- [Instruction] Read the lines below and count those that have the word "What". Respond with the number only.

- [Records]
— start —

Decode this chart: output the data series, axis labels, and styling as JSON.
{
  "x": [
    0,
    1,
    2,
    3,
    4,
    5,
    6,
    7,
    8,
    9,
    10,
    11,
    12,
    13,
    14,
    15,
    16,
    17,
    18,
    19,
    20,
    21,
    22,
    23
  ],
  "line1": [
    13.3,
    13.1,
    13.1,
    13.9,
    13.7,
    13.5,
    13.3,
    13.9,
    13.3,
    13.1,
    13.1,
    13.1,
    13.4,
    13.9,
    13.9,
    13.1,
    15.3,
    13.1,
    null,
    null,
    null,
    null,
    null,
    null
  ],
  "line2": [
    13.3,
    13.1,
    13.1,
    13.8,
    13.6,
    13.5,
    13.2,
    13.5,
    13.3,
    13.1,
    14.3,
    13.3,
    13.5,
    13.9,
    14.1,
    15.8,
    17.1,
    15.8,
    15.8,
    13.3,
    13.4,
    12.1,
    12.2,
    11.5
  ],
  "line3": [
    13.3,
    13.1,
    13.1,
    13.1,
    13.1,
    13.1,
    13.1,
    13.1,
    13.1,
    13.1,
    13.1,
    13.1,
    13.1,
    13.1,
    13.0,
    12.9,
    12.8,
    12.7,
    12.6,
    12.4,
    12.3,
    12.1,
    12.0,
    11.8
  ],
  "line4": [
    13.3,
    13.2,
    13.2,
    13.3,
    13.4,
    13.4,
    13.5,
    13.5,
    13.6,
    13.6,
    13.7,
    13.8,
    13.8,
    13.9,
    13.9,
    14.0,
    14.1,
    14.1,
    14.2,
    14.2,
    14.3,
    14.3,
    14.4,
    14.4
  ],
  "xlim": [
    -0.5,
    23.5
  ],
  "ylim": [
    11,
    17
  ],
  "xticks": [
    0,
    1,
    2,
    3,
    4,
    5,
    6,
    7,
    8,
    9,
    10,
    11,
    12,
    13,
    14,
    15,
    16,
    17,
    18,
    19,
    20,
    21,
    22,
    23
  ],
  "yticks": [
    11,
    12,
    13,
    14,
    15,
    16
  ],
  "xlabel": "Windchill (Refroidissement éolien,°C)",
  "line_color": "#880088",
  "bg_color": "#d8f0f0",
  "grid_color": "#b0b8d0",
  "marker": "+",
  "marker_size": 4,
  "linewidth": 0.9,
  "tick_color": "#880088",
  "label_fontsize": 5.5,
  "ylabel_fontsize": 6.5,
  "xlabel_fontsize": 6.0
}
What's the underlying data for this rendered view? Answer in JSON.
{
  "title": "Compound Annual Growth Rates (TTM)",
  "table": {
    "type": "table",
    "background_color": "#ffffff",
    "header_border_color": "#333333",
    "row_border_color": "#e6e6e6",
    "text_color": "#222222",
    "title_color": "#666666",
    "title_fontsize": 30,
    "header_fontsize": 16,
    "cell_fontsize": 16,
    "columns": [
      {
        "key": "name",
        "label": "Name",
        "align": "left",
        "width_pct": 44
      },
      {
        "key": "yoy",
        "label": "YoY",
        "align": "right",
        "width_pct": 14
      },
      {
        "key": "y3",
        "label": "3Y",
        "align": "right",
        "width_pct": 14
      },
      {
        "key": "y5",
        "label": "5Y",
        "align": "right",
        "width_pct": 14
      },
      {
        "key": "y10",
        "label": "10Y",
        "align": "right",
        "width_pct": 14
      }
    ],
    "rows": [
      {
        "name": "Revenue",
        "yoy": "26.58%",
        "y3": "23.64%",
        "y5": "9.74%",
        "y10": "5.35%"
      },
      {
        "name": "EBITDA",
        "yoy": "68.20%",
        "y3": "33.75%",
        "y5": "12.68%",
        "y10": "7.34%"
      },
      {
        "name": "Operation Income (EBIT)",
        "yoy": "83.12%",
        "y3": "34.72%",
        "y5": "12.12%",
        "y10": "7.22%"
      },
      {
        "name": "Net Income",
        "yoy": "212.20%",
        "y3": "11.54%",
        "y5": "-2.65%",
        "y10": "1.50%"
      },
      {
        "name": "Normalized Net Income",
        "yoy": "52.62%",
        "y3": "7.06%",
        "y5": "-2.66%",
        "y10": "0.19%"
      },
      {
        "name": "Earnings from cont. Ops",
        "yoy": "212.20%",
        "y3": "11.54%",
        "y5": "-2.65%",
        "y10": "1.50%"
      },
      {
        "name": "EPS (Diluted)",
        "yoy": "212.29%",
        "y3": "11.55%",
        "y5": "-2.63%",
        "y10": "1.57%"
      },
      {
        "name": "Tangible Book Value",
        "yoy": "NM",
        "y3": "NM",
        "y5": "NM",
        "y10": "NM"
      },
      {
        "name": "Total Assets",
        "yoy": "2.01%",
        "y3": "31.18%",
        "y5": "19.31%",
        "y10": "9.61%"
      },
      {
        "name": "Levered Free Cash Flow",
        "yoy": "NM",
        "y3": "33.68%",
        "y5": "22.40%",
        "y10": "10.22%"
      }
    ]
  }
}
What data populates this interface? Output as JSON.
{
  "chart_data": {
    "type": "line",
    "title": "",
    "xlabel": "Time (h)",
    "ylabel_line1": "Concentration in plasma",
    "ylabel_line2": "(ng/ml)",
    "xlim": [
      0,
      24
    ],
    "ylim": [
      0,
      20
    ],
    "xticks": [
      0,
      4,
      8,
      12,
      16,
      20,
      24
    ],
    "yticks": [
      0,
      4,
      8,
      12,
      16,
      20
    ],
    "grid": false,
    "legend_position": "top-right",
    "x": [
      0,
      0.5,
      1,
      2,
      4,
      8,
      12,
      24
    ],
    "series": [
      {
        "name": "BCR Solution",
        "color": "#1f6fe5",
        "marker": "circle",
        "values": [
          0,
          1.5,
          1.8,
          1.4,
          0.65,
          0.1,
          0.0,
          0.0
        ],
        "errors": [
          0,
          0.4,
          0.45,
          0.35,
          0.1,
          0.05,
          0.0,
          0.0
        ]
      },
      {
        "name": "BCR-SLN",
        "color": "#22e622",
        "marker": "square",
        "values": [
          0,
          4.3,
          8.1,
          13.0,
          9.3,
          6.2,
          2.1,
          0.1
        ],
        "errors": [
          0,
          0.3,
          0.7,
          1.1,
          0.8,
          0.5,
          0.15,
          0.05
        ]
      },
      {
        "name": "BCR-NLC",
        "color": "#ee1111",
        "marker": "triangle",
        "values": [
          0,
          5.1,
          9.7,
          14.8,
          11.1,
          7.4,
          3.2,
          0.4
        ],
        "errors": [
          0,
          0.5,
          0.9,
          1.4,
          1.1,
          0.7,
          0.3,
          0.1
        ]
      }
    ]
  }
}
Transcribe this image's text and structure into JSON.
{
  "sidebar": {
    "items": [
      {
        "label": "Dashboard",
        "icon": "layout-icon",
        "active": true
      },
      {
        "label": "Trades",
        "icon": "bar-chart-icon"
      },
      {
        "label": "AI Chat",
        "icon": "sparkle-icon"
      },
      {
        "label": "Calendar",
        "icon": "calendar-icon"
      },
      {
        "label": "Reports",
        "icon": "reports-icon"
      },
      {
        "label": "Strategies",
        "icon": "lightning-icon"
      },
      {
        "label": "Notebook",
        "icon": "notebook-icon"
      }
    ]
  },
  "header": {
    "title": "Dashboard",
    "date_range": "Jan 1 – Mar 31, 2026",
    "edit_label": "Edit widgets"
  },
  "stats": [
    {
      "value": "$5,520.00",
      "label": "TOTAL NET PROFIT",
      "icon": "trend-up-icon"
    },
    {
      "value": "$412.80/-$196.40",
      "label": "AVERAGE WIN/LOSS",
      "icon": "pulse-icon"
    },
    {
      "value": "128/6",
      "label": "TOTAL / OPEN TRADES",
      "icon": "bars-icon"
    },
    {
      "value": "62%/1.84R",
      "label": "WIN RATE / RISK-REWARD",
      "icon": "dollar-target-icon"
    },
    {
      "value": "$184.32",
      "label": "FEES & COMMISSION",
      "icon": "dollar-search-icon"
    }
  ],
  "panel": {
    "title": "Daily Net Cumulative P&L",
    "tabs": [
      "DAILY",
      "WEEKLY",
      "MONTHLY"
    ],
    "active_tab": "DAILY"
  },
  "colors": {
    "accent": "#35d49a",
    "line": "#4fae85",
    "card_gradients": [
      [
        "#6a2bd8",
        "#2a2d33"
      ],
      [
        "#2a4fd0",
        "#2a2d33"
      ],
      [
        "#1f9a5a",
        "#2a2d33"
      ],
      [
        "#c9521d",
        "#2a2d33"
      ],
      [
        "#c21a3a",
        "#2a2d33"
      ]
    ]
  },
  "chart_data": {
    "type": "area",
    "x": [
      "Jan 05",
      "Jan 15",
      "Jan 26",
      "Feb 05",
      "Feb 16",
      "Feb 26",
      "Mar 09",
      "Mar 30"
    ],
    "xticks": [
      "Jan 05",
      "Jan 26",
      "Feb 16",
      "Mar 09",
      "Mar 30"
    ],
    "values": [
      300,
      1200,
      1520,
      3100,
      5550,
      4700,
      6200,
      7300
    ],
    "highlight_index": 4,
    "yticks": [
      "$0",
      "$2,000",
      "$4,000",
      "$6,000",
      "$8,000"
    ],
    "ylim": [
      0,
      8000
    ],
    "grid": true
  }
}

— end —

- [Full output] 2